» EXERCISE PROMPT
Express every line of the entries below as a JSON list of strings, one string per line, with blank lines omitted. Leave the pictures out of the answer.

Visual layout annotation data:
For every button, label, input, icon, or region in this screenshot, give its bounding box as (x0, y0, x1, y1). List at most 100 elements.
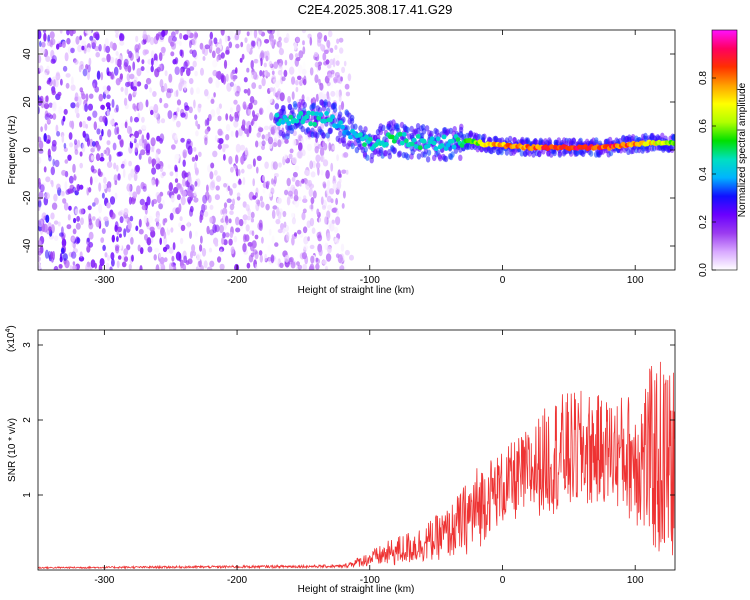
noise-speck (250, 217, 254, 223)
noise-speck (70, 251, 77, 259)
noise-speck (215, 185, 220, 191)
noise-speck (320, 155, 324, 162)
noise-speck (184, 105, 190, 111)
signal-halo (353, 123, 358, 130)
noise-speck (135, 35, 139, 43)
noise-speck (323, 35, 328, 42)
noise-speck (74, 92, 79, 102)
noise-speck (52, 102, 57, 112)
noise-speck (155, 264, 160, 270)
signal-halo (302, 101, 307, 109)
noise-speck (61, 169, 67, 176)
noise-speck (291, 76, 296, 85)
noise-speck (324, 216, 328, 225)
noise-speck (58, 264, 63, 269)
noise-speck (234, 90, 240, 97)
noise-speck (326, 195, 332, 203)
noise-speck (302, 208, 307, 214)
noise-speck (251, 230, 255, 237)
signal-point (425, 143, 431, 149)
noise-speck (318, 231, 322, 236)
signal-point (360, 136, 365, 142)
noise-speck (261, 77, 266, 87)
noise-speck (223, 239, 228, 246)
noise-speck (344, 83, 350, 90)
noise-speck (75, 170, 80, 177)
noise-speck (310, 197, 315, 204)
noise-speck (95, 153, 101, 162)
noise-speck (62, 65, 68, 72)
noise-speck (167, 222, 171, 231)
noise-speck (194, 181, 198, 187)
noise-speck (128, 196, 132, 205)
noise-speck (282, 228, 286, 234)
noise-speck (276, 30, 280, 38)
noise-speck (67, 154, 72, 161)
snr-y-multiplier: (x104) (5, 325, 17, 352)
noise-speck (349, 254, 354, 261)
y-tick-label: -40 (22, 238, 33, 253)
noise-speck (115, 104, 119, 113)
noise-speck (80, 217, 84, 225)
noise-speck (51, 202, 58, 210)
noise-speck (168, 73, 173, 83)
snr-panel: 1 2 3 -300 -200 -100 0 100 Height of straight … (5, 325, 676, 595)
noise-speck (191, 49, 197, 58)
noise-speck (38, 251, 42, 256)
noise-speck (86, 137, 91, 147)
signal-halo (426, 149, 432, 156)
noise-speck (105, 262, 110, 270)
noise-speck (201, 247, 207, 257)
signal-point (441, 134, 447, 140)
noise-speck (341, 203, 345, 209)
noise-speck (327, 246, 332, 254)
noise-speck (45, 214, 50, 223)
noise-speck (306, 96, 310, 102)
noise-speck (317, 64, 321, 71)
noise-speck (327, 96, 331, 102)
noise-speck (283, 69, 288, 77)
noise-speck (98, 115, 104, 123)
signal-halo (415, 123, 421, 130)
signal-halo (321, 132, 326, 139)
noise-speck (150, 109, 154, 116)
noise-speck (235, 43, 240, 49)
noise-speck (133, 172, 138, 182)
noise-speck (204, 137, 208, 146)
noise-speck (139, 198, 145, 206)
signal-halo (424, 125, 430, 132)
noise-speck (298, 64, 303, 74)
snr-x-ticks: -300 -200 -100 0 100 (94, 330, 644, 586)
noise-speck (112, 142, 117, 151)
signal-halo (293, 103, 298, 110)
noise-speck (170, 51, 175, 57)
noise-speck (40, 99, 45, 109)
spectrogram-signal-trace (273, 99, 675, 164)
snr-y-label: SNR (10 * v/v) (7, 418, 18, 482)
noise-speck (142, 30, 147, 40)
noise-speck (314, 146, 319, 154)
noise-speck (238, 127, 243, 137)
noise-speck (180, 137, 185, 143)
noise-speck (96, 143, 101, 152)
noise-speck (263, 125, 270, 131)
noise-speck (101, 128, 104, 137)
noise-speck (225, 113, 229, 121)
noise-speck (223, 183, 228, 188)
noise-speck (110, 71, 114, 80)
noise-speck (66, 224, 72, 230)
noise-speck (50, 58, 56, 64)
noise-speck (235, 216, 240, 226)
noise-speck (326, 179, 331, 188)
noise-speck (116, 151, 122, 157)
noise-speck (105, 149, 108, 156)
noise-speck (298, 50, 304, 59)
noise-speck (71, 40, 76, 47)
noise-speck (338, 95, 342, 102)
noise-speck (79, 251, 83, 258)
noise-speck (98, 44, 102, 52)
noise-speck (121, 261, 127, 268)
noise-speck (101, 57, 106, 63)
noise-speck (271, 235, 275, 244)
noise-speck (235, 154, 239, 164)
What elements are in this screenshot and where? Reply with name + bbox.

» RESULT
[
  "For every button, label, input, icon, or region in this screenshot, give its bounding box as (x0, y0, x1, y1). List at most 100 elements.",
  "noise-speck (250, 217, 254, 223)",
  "noise-speck (70, 251, 77, 259)",
  "noise-speck (215, 185, 220, 191)",
  "noise-speck (320, 155, 324, 162)",
  "noise-speck (184, 105, 190, 111)",
  "signal-halo (353, 123, 358, 130)",
  "noise-speck (135, 35, 139, 43)",
  "noise-speck (323, 35, 328, 42)",
  "noise-speck (74, 92, 79, 102)",
  "noise-speck (52, 102, 57, 112)",
  "noise-speck (155, 264, 160, 270)",
  "signal-halo (302, 101, 307, 109)",
  "noise-speck (61, 169, 67, 176)",
  "noise-speck (291, 76, 296, 85)",
  "noise-speck (324, 216, 328, 225)",
  "noise-speck (58, 264, 63, 269)",
  "noise-speck (234, 90, 240, 97)",
  "noise-speck (326, 195, 332, 203)",
  "noise-speck (302, 208, 307, 214)",
  "noise-speck (251, 230, 255, 237)",
  "signal-point (425, 143, 431, 149)",
  "noise-speck (318, 231, 322, 236)",
  "signal-point (360, 136, 365, 142)",
  "noise-speck (261, 77, 266, 87)",
  "noise-speck (223, 239, 228, 246)",
  "noise-speck (344, 83, 350, 90)",
  "noise-speck (75, 170, 80, 177)",
  "noise-speck (310, 197, 315, 204)",
  "noise-speck (95, 153, 101, 162)",
  "noise-speck (62, 65, 68, 72)",
  "noise-speck (167, 222, 171, 231)",
  "noise-speck (194, 181, 198, 187)",
  "noise-speck (128, 196, 132, 205)",
  "noise-speck (282, 228, 286, 234)",
  "noise-speck (276, 30, 280, 38)",
  "noise-speck (67, 154, 72, 161)",
  "snr-y-multiplier: (x104) (5, 325, 17, 352)",
  "noise-speck (349, 254, 354, 261)",
  "y-tick-label: -40 (22, 238, 33, 253)",
  "noise-speck (115, 104, 119, 113)",
  "noise-speck (80, 217, 84, 225)",
  "noise-speck (51, 202, 58, 210)",
  "noise-speck (168, 73, 173, 83)",
  "snr-panel: 1 2 3 -300 -200 -100 0 100 Height of straight … (5, 325, 676, 595)",
  "noise-speck (191, 49, 197, 58)",
  "noise-speck (38, 251, 42, 256)",
  "noise-speck (86, 137, 91, 147)",
  "signal-halo (426, 149, 432, 156)",
  "noise-speck (105, 262, 110, 270)",
  "noise-speck (201, 247, 207, 257)",
  "signal-point (441, 134, 447, 140)",
  "noise-speck (341, 203, 345, 209)",
  "noise-speck (327, 246, 332, 254)",
  "noise-speck (45, 214, 50, 223)",
  "noise-speck (306, 96, 310, 102)",
  "noise-speck (317, 64, 321, 71)",
  "noise-speck (327, 96, 331, 102)",
  "noise-speck (283, 69, 288, 77)",
  "noise-speck (98, 115, 104, 123)",
  "signal-halo (415, 123, 421, 130)",
  "signal-halo (321, 132, 326, 139)",
  "noise-speck (150, 109, 154, 116)",
  "noise-speck (235, 43, 240, 49)",
  "noise-speck (133, 172, 138, 182)",
  "noise-speck (204, 137, 208, 146)",
  "noise-speck (139, 198, 145, 206)",
  "signal-halo (424, 125, 430, 132)",
  "noise-speck (298, 64, 303, 74)",
  "snr-x-ticks: -300 -200 -100 0 100 (94, 330, 644, 586)",
  "noise-speck (112, 142, 117, 151)",
  "signal-halo (293, 103, 298, 110)",
  "noise-speck (170, 51, 175, 57)",
  "noise-speck (40, 99, 45, 109)",
  "spectrogram-signal-trace (273, 99, 675, 164)",
  "snr-y-label: SNR (10 * v/v) (7, 418, 18, 482)",
  "noise-speck (142, 30, 147, 40)",
  "noise-speck (314, 146, 319, 154)",
  "noise-speck (238, 127, 243, 137)",
  "noise-speck (180, 137, 185, 143)",
  "noise-speck (96, 143, 101, 152)",
  "noise-speck (263, 125, 270, 131)",
  "noise-speck (101, 128, 104, 137)",
  "noise-speck (225, 113, 229, 121)",
  "noise-speck (223, 183, 228, 188)",
  "noise-speck (110, 71, 114, 80)",
  "noise-speck (66, 224, 72, 230)",
  "noise-speck (50, 58, 56, 64)",
  "noise-speck (235, 216, 240, 226)",
  "noise-speck (326, 179, 331, 188)",
  "noise-speck (116, 151, 122, 157)",
  "noise-speck (105, 149, 108, 156)",
  "noise-speck (298, 50, 304, 59)",
  "noise-speck (71, 40, 76, 47)",
  "noise-speck (338, 95, 342, 102)",
  "noise-speck (79, 251, 83, 258)",
  "noise-speck (98, 44, 102, 52)",
  "noise-speck (121, 261, 127, 268)",
  "noise-speck (101, 57, 106, 63)",
  "noise-speck (271, 235, 275, 244)",
  "noise-speck (235, 154, 239, 164)",
  "What elements are in this screenshot and where? Reply with name + bbox."
]